§ **Records supplied**:
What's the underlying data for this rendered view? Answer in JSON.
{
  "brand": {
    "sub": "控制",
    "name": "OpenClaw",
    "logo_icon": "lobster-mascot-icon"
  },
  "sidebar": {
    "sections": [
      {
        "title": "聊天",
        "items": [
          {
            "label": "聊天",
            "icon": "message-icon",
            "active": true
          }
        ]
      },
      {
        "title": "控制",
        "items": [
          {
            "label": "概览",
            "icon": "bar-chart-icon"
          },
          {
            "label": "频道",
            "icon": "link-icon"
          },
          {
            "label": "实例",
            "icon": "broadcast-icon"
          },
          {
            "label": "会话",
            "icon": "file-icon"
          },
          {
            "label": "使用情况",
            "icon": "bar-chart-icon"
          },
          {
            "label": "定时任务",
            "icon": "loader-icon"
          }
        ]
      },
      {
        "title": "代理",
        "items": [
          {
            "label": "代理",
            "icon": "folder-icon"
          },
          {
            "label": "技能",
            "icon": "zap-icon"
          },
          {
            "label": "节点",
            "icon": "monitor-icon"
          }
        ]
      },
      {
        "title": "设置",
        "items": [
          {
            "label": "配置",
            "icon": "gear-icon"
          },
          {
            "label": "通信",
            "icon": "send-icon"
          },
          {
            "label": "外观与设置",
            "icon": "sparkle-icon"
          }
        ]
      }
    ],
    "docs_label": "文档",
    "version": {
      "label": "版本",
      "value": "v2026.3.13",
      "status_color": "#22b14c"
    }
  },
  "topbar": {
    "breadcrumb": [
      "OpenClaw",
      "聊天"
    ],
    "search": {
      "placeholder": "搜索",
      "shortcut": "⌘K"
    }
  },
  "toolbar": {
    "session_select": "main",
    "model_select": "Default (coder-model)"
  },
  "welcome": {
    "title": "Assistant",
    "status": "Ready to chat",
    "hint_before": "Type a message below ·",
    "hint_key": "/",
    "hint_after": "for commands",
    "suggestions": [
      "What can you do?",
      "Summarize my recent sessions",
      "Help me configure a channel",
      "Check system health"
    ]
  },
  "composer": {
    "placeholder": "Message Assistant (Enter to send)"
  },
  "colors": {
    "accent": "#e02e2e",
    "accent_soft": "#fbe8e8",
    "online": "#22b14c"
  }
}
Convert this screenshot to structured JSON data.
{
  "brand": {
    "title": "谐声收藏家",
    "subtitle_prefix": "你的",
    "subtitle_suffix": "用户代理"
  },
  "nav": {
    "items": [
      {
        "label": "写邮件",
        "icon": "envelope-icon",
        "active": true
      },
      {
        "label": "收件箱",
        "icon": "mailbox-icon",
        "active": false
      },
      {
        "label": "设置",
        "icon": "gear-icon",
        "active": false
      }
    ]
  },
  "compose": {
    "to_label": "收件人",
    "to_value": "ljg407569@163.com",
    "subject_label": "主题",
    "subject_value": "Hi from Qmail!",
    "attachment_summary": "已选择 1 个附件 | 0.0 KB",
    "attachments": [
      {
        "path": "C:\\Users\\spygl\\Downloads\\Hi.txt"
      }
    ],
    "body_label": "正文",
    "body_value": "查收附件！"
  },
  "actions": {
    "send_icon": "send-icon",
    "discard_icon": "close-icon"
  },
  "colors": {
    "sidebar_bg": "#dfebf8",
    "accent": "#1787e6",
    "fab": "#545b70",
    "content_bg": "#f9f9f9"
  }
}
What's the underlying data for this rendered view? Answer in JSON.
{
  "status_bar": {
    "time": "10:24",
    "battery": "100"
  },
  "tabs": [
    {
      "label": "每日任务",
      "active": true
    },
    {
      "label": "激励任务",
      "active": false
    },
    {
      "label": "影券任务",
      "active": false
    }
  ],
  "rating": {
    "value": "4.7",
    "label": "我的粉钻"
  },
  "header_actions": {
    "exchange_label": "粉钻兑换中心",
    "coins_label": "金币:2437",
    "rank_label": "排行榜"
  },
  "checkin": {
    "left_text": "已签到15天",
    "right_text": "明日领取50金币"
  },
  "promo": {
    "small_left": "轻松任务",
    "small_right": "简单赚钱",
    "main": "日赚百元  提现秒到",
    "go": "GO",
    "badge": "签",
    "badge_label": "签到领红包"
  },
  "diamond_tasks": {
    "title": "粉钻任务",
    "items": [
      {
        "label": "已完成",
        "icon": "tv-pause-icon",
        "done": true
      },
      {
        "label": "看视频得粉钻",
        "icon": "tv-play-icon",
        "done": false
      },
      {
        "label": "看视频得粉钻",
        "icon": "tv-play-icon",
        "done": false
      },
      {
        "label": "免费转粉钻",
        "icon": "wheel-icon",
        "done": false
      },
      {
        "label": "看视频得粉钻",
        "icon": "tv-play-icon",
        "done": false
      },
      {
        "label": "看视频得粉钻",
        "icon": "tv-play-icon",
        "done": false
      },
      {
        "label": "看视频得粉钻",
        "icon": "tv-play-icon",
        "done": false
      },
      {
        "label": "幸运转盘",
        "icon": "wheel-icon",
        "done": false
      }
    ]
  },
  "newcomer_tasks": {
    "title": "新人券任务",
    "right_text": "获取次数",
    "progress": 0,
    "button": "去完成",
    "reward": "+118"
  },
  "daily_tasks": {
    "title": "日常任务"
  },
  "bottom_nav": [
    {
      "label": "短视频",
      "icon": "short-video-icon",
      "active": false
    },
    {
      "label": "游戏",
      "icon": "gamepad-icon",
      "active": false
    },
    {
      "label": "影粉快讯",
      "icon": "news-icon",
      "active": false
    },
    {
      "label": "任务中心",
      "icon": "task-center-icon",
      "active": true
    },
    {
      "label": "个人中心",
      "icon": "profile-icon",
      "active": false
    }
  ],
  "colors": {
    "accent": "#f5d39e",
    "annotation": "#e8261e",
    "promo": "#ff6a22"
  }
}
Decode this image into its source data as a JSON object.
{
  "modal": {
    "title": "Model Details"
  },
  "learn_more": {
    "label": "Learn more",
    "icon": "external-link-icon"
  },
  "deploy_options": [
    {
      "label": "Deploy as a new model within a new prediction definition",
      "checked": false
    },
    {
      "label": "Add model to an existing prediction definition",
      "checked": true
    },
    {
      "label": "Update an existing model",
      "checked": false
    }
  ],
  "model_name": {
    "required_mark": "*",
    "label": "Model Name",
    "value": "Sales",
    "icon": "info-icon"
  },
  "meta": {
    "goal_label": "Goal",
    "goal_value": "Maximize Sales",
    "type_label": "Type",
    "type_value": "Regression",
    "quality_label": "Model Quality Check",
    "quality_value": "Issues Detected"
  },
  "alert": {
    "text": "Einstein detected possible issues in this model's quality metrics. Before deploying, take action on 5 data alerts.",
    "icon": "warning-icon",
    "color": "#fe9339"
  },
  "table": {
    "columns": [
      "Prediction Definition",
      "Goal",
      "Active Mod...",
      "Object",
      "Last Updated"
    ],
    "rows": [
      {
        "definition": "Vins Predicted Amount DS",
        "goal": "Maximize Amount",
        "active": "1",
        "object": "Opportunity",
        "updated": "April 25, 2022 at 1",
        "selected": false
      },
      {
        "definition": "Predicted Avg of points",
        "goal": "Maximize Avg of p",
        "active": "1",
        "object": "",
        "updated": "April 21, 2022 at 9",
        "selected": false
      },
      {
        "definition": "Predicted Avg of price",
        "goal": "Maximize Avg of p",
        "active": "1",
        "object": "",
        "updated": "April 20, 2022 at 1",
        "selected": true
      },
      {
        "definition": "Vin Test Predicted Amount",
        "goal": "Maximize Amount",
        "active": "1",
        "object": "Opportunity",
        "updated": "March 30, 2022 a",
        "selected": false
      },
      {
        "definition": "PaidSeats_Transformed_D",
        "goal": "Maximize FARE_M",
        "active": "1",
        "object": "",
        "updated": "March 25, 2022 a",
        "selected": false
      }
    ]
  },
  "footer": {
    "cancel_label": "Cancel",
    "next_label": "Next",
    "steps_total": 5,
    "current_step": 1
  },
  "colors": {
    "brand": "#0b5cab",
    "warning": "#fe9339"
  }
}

§ **What to produce**:
Look for the word "send" and return every line where it occurs.

§ **Result for this task**:
            "icon": "send-icon"
    "placeholder": "Message Assistant (Enter to send)"
    "send_icon": "send-icon",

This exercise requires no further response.